=== Listing ===
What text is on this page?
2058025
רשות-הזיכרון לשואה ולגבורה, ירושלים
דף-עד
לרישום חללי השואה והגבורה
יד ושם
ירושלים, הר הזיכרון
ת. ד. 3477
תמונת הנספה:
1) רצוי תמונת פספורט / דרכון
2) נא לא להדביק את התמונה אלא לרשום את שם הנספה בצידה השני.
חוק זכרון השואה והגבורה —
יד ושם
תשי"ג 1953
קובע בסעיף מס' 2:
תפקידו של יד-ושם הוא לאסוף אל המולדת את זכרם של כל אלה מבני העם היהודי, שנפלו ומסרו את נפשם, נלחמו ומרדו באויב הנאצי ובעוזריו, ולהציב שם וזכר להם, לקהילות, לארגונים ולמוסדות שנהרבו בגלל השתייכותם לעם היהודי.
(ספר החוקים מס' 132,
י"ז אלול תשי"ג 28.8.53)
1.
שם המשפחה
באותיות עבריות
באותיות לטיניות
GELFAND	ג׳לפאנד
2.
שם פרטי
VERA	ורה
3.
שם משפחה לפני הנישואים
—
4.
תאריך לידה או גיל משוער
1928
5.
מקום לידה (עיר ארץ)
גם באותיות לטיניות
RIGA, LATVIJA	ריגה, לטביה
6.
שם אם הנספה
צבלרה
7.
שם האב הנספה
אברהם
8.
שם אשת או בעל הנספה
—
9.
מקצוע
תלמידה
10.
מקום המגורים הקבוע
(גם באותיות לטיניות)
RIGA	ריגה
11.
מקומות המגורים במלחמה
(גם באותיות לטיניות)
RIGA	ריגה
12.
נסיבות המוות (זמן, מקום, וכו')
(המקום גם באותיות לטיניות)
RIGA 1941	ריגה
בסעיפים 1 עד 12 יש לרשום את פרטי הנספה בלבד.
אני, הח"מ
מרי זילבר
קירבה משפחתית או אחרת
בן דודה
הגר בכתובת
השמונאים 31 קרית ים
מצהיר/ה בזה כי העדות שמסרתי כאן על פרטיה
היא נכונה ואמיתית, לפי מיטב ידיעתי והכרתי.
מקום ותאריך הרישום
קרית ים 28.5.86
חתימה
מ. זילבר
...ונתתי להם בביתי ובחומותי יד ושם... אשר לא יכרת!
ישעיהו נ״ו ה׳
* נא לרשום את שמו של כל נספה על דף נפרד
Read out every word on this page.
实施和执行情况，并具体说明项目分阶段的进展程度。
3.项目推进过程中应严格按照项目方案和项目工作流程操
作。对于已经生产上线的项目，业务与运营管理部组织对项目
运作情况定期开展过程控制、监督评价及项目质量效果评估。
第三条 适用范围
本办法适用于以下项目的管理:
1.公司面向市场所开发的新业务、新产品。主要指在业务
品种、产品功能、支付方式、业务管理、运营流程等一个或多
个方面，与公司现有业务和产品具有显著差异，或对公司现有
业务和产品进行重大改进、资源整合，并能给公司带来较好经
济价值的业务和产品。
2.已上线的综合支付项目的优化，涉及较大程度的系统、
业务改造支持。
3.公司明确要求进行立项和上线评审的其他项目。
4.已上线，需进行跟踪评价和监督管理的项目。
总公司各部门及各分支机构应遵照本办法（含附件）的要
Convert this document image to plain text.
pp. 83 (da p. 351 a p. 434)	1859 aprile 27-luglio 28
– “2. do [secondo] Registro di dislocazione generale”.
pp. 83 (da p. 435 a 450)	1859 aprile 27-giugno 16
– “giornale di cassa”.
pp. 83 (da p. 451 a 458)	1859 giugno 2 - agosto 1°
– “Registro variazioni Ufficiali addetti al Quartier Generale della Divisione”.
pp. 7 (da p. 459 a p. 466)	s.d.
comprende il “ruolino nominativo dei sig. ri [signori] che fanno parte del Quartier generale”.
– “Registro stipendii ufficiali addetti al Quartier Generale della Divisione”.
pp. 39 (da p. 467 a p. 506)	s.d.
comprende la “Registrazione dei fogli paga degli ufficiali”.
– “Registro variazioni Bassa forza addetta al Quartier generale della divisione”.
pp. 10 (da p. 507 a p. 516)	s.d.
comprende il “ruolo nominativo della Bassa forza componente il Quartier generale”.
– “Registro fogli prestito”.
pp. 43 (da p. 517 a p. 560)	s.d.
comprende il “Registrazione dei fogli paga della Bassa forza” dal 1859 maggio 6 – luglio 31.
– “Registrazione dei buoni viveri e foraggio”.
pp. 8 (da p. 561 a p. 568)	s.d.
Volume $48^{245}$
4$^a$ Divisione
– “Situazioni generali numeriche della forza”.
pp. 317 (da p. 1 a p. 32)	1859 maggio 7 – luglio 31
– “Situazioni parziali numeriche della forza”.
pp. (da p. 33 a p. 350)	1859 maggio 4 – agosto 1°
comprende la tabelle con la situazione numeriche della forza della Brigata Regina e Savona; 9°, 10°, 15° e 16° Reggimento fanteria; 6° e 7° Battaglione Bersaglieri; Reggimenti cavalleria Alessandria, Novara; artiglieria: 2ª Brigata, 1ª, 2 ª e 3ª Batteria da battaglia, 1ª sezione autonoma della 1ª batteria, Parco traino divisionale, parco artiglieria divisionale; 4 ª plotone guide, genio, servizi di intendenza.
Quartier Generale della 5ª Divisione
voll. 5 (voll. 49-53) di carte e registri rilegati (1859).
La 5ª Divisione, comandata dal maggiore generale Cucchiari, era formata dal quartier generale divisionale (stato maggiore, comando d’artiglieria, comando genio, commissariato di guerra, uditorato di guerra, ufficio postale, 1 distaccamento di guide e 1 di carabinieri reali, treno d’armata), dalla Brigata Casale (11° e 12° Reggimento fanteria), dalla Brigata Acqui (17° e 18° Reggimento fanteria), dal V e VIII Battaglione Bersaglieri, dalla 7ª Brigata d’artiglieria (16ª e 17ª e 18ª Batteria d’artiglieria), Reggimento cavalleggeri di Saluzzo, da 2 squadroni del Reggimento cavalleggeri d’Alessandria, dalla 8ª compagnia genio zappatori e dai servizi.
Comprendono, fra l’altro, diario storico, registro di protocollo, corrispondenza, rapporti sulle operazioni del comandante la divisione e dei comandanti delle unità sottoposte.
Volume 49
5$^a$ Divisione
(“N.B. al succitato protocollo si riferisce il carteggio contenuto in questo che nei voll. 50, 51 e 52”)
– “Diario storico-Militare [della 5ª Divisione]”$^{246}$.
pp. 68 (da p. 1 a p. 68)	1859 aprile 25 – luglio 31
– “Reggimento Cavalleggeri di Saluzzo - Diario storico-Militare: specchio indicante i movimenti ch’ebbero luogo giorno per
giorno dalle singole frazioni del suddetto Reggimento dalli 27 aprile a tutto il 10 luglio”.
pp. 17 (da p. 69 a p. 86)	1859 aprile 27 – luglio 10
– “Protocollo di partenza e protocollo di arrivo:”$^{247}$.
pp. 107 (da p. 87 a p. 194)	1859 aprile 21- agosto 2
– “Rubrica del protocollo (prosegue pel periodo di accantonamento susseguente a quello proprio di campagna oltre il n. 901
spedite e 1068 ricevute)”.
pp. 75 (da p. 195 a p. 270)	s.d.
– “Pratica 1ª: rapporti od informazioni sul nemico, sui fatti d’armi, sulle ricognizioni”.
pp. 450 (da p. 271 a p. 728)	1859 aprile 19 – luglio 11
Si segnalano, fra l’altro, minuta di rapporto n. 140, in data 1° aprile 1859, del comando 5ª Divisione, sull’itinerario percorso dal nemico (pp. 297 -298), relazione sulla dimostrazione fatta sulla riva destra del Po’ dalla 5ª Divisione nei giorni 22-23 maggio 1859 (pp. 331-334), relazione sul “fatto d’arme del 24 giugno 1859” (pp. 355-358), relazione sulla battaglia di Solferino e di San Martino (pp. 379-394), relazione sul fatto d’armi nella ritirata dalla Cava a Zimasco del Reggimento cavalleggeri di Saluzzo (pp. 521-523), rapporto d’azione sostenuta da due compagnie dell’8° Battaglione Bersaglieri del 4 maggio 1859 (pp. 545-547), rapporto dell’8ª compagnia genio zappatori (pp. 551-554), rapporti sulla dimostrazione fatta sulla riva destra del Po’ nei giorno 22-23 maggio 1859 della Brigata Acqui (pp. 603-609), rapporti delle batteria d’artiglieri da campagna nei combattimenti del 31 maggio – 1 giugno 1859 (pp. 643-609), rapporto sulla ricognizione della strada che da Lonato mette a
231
===
● Short problem:
Copy each line of the entries that includes the word "והגבורה".

● Solution for this exercise:
לרישום חללי השואה והגבורה
חוק זכרון השואה והגבורה —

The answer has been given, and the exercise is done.